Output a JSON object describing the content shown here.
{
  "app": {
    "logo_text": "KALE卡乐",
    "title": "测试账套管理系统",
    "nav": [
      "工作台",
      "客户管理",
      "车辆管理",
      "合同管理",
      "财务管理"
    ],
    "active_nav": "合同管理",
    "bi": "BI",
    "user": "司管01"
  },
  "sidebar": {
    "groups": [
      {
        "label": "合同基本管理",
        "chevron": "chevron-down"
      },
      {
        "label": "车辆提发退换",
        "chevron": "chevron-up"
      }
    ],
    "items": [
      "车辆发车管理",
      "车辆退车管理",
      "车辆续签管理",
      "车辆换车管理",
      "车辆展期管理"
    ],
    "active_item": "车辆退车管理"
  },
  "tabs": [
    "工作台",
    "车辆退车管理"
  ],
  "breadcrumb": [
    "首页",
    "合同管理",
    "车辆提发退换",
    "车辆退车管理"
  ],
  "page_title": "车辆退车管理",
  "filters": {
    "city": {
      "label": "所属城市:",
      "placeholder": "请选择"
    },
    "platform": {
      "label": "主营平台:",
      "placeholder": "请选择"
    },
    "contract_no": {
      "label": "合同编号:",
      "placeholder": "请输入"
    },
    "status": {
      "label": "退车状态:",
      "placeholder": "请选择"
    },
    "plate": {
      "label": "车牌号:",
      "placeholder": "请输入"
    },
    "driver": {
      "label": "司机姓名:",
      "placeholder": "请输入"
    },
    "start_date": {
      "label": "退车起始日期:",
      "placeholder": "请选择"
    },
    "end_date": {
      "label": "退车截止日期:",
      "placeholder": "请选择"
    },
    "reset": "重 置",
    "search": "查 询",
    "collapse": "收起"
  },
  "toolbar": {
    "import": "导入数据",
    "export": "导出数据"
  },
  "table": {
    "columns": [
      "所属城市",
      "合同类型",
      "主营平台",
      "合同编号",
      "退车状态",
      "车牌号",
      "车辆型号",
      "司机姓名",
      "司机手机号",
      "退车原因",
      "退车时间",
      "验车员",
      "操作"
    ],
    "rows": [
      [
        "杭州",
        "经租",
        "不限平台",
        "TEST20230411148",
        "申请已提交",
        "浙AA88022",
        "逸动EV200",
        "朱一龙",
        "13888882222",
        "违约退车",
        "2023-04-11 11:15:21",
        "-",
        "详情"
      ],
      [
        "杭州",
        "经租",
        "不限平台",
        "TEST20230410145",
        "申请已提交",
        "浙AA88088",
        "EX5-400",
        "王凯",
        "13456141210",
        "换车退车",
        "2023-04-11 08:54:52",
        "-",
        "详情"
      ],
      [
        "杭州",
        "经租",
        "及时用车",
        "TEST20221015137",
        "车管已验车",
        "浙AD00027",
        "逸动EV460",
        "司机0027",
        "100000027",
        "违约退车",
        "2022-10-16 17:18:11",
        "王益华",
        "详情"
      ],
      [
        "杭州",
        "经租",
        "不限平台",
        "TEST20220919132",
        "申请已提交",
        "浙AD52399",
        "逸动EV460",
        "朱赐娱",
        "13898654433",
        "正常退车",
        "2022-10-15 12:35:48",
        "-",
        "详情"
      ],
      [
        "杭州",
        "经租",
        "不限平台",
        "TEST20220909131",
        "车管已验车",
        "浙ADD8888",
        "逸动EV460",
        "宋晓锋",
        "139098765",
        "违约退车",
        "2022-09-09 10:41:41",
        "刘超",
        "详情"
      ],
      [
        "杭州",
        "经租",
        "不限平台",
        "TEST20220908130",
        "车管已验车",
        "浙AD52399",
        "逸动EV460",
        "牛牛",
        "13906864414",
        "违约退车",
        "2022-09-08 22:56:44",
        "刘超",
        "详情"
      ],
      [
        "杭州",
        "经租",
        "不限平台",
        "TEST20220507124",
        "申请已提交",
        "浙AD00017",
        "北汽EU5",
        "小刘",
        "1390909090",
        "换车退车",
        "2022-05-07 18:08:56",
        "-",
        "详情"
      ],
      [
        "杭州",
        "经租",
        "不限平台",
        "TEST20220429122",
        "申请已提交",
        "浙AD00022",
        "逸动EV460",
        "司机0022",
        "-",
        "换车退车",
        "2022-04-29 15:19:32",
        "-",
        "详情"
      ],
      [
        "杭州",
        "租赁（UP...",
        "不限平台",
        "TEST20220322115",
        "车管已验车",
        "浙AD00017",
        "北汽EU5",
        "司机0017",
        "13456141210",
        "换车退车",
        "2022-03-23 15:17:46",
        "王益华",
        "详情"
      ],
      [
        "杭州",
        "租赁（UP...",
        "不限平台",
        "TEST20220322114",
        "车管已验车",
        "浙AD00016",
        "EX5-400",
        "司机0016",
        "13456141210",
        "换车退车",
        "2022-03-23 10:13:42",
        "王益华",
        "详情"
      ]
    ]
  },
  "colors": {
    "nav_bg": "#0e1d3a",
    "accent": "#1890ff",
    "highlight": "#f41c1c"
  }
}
========================================================================
> Task statement
Which lines of the data include "chevron"? Copy each of them.

> Solved exercise
        "chevron": "chevron-down"
        "chevron": "chevron-up"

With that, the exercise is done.